Goal: Go through the listing and pick out each line with the word "person" in it.

Exercise materials:
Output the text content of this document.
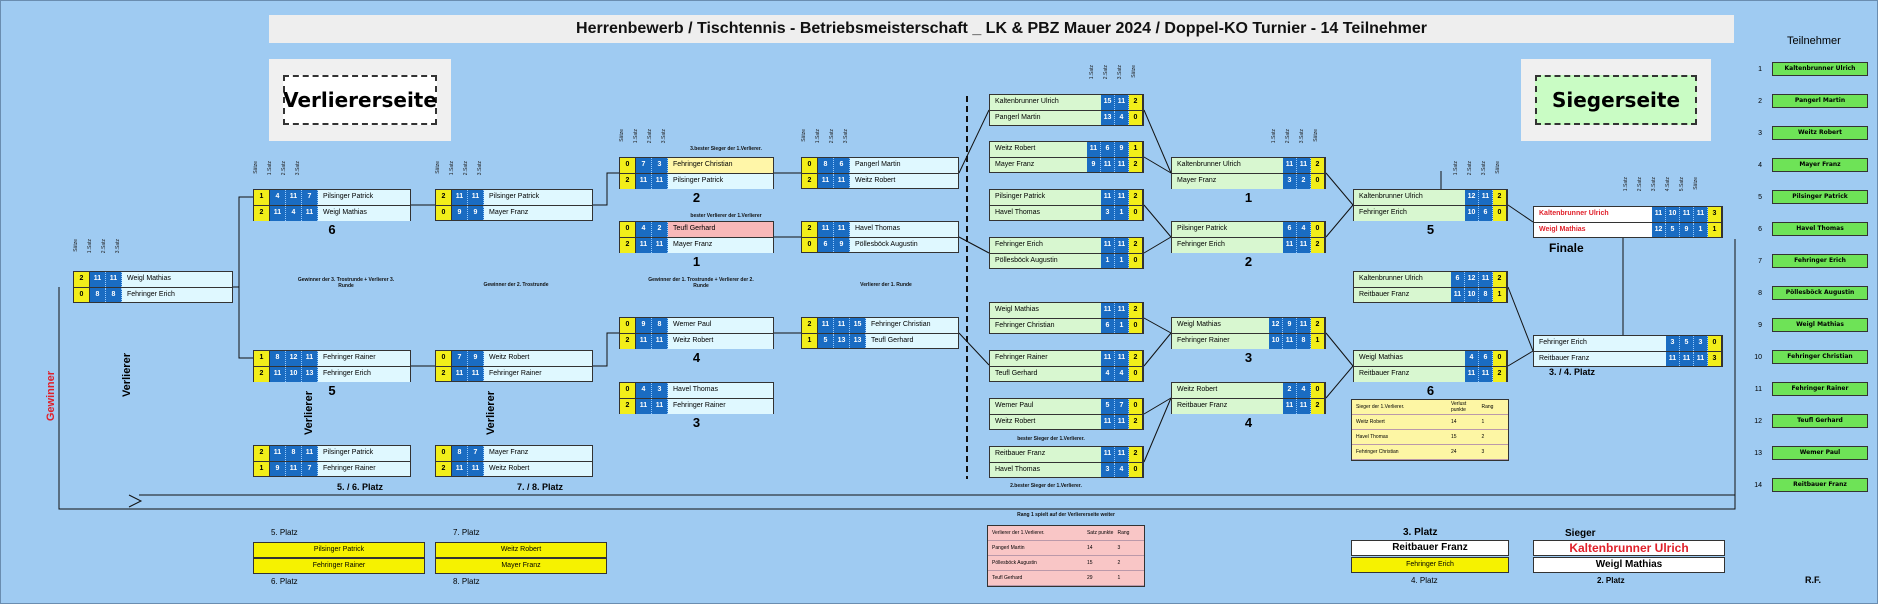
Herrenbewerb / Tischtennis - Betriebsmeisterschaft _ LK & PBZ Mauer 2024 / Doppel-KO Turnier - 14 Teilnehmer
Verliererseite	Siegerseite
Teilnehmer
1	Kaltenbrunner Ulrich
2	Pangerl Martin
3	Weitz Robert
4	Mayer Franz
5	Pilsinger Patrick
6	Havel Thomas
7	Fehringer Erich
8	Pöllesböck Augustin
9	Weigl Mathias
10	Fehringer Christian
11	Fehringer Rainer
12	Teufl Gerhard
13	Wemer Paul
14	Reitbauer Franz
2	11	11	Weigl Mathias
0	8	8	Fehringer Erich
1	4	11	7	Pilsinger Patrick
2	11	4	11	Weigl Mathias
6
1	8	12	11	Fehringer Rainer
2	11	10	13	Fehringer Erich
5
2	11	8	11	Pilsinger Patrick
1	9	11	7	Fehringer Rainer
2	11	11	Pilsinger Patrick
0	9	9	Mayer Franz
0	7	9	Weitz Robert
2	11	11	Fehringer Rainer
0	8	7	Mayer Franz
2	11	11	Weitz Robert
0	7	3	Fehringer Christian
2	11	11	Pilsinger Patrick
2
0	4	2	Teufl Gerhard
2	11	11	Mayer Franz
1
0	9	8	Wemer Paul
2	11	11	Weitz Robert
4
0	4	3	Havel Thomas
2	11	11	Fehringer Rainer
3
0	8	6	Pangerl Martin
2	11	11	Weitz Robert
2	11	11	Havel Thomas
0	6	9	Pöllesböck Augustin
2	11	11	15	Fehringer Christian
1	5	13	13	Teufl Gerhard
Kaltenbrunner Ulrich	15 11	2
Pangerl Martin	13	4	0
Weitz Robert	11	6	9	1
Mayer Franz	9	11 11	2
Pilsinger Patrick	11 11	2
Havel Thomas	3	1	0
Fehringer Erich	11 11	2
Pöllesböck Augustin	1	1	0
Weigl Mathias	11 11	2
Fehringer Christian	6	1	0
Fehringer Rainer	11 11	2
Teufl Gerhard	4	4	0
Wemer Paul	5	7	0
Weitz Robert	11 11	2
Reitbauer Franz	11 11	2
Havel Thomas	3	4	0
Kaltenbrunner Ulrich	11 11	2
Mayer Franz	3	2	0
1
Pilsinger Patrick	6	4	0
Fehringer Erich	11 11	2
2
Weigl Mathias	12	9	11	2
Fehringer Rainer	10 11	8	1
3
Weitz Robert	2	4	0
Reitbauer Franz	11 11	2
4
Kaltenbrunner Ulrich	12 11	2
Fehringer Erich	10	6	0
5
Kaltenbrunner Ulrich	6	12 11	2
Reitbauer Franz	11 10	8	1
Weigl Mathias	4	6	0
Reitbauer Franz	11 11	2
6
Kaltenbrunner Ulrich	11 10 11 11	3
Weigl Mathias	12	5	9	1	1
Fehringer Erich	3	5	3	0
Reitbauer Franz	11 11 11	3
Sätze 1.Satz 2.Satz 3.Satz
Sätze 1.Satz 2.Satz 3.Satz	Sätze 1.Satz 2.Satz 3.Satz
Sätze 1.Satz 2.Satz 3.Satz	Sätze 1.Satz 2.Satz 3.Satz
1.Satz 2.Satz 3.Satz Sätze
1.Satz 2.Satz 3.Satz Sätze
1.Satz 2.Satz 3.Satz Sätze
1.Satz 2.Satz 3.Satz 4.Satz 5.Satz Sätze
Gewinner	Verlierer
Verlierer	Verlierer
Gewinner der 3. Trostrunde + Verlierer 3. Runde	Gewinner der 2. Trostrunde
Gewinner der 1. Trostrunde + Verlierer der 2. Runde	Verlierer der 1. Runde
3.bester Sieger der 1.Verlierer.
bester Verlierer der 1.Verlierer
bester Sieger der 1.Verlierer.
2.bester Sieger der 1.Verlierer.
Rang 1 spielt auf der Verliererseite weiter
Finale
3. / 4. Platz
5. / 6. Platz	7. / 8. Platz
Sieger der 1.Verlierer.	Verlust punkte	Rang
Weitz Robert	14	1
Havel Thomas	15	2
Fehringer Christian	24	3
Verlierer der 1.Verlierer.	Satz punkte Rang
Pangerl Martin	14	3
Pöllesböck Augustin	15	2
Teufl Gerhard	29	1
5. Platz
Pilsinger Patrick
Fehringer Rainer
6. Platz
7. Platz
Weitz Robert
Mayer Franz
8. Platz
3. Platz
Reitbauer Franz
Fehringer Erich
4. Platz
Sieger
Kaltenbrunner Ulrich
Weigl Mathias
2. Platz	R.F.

---

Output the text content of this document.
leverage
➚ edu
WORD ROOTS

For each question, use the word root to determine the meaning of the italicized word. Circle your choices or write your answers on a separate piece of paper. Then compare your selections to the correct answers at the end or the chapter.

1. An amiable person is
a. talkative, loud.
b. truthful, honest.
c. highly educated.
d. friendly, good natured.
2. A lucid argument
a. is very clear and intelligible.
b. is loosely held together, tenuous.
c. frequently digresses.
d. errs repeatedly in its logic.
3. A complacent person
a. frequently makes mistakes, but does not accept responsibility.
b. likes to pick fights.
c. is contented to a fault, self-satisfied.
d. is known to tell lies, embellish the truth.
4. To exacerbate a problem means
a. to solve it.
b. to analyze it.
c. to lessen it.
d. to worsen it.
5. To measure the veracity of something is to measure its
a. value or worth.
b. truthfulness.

---

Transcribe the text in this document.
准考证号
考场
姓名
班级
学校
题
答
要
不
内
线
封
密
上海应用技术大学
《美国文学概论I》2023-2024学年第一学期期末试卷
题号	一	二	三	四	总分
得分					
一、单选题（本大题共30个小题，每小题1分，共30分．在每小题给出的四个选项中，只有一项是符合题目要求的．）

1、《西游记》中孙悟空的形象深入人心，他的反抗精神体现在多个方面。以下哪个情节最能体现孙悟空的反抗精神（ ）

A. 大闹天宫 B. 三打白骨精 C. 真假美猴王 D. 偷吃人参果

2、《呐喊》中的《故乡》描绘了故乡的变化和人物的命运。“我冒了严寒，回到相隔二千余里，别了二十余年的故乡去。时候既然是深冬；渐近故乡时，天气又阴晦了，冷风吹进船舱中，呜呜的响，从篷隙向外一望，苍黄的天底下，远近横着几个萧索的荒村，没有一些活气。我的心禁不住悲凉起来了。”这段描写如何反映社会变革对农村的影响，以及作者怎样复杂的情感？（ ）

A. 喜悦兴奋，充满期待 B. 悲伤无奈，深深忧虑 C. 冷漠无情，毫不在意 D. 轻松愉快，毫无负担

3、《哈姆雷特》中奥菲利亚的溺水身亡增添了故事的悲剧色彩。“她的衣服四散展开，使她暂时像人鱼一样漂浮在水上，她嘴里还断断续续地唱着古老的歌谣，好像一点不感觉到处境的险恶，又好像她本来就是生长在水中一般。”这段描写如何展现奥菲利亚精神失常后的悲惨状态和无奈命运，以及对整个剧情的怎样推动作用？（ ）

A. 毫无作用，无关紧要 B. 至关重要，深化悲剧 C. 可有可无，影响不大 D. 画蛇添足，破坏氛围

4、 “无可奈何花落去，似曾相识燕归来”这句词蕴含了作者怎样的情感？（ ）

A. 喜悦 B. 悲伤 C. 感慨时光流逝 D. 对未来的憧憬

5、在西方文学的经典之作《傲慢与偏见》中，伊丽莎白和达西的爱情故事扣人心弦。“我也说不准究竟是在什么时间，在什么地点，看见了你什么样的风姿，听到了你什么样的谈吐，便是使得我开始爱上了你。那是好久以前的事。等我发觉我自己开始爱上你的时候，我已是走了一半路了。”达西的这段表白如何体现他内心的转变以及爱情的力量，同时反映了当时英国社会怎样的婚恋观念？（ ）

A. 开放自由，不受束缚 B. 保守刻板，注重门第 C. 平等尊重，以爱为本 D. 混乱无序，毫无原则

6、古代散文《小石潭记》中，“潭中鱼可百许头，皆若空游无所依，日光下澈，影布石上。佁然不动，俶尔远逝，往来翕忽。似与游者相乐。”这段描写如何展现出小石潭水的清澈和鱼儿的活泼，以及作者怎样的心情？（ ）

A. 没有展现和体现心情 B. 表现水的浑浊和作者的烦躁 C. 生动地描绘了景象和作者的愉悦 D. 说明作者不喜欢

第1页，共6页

Answer for this exercise:
1. An amiable person is
3. A complacent person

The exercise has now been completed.